### Given task
The entries below are to be repeated exactly as they stand.

### A block of data

** START **

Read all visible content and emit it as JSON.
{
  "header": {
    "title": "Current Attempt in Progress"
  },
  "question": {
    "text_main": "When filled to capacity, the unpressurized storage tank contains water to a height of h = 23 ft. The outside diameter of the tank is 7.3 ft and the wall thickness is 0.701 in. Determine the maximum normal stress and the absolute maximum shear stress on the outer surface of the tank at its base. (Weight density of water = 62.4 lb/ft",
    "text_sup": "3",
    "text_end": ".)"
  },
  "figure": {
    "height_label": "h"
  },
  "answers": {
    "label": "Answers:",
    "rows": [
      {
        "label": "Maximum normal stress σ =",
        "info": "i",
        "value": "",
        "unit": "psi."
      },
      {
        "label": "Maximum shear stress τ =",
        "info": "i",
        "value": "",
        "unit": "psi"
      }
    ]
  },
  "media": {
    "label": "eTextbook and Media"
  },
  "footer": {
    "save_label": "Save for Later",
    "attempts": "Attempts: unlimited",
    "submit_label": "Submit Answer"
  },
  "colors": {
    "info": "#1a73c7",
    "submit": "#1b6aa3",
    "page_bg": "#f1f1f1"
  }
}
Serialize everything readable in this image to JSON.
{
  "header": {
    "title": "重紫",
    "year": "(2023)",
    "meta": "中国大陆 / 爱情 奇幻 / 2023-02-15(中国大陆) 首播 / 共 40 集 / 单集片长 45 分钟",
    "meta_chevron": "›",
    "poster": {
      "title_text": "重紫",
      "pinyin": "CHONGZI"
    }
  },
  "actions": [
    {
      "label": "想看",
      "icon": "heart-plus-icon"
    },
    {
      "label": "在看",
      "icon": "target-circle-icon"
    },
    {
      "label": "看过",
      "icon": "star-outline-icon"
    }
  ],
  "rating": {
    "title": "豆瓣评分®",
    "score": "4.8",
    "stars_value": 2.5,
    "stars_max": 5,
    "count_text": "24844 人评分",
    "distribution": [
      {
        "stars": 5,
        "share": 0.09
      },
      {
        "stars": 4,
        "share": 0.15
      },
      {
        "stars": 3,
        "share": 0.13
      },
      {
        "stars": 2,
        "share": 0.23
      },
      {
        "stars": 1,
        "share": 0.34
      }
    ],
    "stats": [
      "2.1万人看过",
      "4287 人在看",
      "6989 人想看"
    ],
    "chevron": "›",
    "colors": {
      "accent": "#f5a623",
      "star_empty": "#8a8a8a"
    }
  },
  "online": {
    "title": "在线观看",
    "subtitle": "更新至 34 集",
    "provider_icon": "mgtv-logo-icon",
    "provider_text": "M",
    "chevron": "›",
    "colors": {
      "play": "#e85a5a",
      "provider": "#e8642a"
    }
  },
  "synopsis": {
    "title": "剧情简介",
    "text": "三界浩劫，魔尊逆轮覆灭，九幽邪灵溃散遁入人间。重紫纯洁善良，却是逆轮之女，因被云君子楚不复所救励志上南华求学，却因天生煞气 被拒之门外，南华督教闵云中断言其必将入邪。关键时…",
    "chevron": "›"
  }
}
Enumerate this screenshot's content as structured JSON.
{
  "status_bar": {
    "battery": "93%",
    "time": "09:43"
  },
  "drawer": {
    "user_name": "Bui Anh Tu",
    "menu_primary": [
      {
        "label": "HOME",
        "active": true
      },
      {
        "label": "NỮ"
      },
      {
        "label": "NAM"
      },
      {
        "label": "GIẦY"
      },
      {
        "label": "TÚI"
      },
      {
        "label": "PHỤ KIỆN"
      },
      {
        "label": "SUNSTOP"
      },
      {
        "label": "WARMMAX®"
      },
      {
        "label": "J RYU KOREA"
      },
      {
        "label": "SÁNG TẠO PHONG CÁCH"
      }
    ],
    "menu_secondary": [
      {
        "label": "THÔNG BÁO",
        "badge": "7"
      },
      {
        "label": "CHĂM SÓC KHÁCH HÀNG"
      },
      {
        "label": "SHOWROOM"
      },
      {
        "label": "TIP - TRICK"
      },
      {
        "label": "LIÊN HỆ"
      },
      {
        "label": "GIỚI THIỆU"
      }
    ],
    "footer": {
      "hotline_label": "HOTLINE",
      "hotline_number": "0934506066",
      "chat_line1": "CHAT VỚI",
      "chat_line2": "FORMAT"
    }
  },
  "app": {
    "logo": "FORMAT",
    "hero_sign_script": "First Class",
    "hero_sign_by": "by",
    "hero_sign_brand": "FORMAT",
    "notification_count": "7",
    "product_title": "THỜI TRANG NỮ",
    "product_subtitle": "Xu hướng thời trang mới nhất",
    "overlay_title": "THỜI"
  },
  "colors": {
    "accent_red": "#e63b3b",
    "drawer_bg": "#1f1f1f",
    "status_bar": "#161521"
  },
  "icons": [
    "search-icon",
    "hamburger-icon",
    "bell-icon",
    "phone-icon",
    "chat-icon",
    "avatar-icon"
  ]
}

** END **

### Complete output
Read all visible content and emit it as JSON.
{
  "header": {
    "title": "Current Attempt in Progress"
  },
  "question": {
    "text_main": "When filled to capacity, the unpressurized storage tank contains water to a height of h = 23 ft. The outside diameter of the tank is 7.3 ft and the wall thickness is 0.701 in. Determine the maximum normal stress and the absolute maximum shear stress on the outer surface of the tank at its base. (Weight density of water = 62.4 lb/ft",
    "text_sup": "3",
    "text_end": ".)"
  },
  "figure": {
    "height_label": "h"
  },
  "answers": {
    "label": "Answers:",
    "rows": [
      {
        "label": "Maximum normal stress σ =",
        "info": "i",
        "value": "",
        "unit": "psi."
      },
      {
        "label": "Maximum shear stress τ =",
        "info": "i",
        "value": "",
        "unit": "psi"
      }
    ]
  },
  "media": {
    "label": "eTextbook and Media"
  },
  "footer": {
    "save_label": "Save for Later",
    "attempts": "Attempts: unlimited",
    "submit_label": "Submit Answer"
  },
  "colors": {
    "info": "#1a73c7",
    "submit": "#1b6aa3",
    "page_bg": "#f1f1f1"
  }
}
Serialize everything readable in this image to JSON.
{
  "header": {
    "title": "重紫",
    "year": "(2023)",
    "meta": "中国大陆 / 爱情 奇幻 / 2023-02-15(中国大陆) 首播 / 共 40 集 / 单集片长 45 分钟",
    "meta_chevron": "›",
    "poster": {
      "title_text": "重紫",
      "pinyin": "CHONGZI"
    }
  },
  "actions": [
    {
      "label": "想看",
      "icon": "heart-plus-icon"
    },
    {
      "label": "在看",
      "icon": "target-circle-icon"
    },
    {
      "label": "看过",
      "icon": "star-outline-icon"
    }
  ],
  "rating": {
    "title": "豆瓣评分®",
    "score": "4.8",
    "stars_value": 2.5,
    "stars_max": 5,
    "count_text": "24844 人评分",
    "distribution": [
      {
        "stars": 5,
        "share": 0.09
      },
      {
        "stars": 4,
        "share": 0.15
      },
      {
        "stars": 3,
        "share": 0.13
      },
      {
        "stars": 2,
        "share": 0.23
      },
      {
        "stars": 1,
        "share": 0.34
      }
    ],
    "stats": [
      "2.1万人看过",
      "4287 人在看",
      "6989 人想看"
    ],
    "chevron": "›",
    "colors": {
      "accent": "#f5a623",
      "star_empty": "#8a8a8a"
    }
  },
  "online": {
    "title": "在线观看",
    "subtitle": "更新至 34 集",
    "provider_icon": "mgtv-logo-icon",
    "provider_text": "M",
    "chevron": "›",
    "colors": {
      "play": "#e85a5a",
      "provider": "#e8642a"
    }
  },
  "synopsis": {
    "title": "剧情简介",
    "text": "三界浩劫，魔尊逆轮覆灭，九幽邪灵溃散遁入人间。重紫纯洁善良，却是逆轮之女，因被云君子楚不复所救励志上南华求学，却因天生煞气 被拒之门外，南华督教闵云中断言其必将入邪。关键时…",
    "chevron": "›"
  }
}
Enumerate this screenshot's content as structured JSON.
{
  "status_bar": {
    "battery": "93%",
    "time": "09:43"
  },
  "drawer": {
    "user_name": "Bui Anh Tu",
    "menu_primary": [
      {
        "label": "HOME",
        "active": true
      },
      {
        "label": "NỮ"
      },
      {
        "label": "NAM"
      },
      {
        "label": "GIẦY"
      },
      {
        "label": "TÚI"
      },
      {
        "label": "PHỤ KIỆN"
      },
      {
        "label": "SUNSTOP"
      },
      {
        "label": "WARMMAX®"
      },
      {
        "label": "J RYU KOREA"
      },
      {
        "label": "SÁNG TẠO PHONG CÁCH"
      }
    ],
    "menu_secondary": [
      {
        "label": "THÔNG BÁO",
        "badge": "7"
      },
      {
        "label": "CHĂM SÓC KHÁCH HÀNG"
      },
      {
        "label": "SHOWROOM"
      },
      {
        "label": "TIP - TRICK"
      },
      {
        "label": "LIÊN HỆ"
      },
      {
        "label": "GIỚI THIỆU"
      }
    ],
    "footer": {
      "hotline_label": "HOTLINE",
      "hotline_number": "0934506066",
      "chat_line1": "CHAT VỚI",
      "chat_line2": "FORMAT"
    }
  },
  "app": {
    "logo": "FORMAT",
    "hero_sign_script": "First Class",
    "hero_sign_by": "by",
    "hero_sign_brand": "FORMAT",
    "notification_count": "7",
    "product_title": "THỜI TRANG NỮ",
    "product_subtitle": "Xu hướng thời trang mới nhất",
    "overlay_title": "THỜI"
  },
  "colors": {
    "accent_red": "#e63b3b",
    "drawer_bg": "#1f1f1f",
    "status_bar": "#161521"
  },
  "icons": [
    "search-icon",
    "hamburger-icon",
    "bell-icon",
    "phone-icon",
    "chat-icon",
    "avatar-icon"
  ]
}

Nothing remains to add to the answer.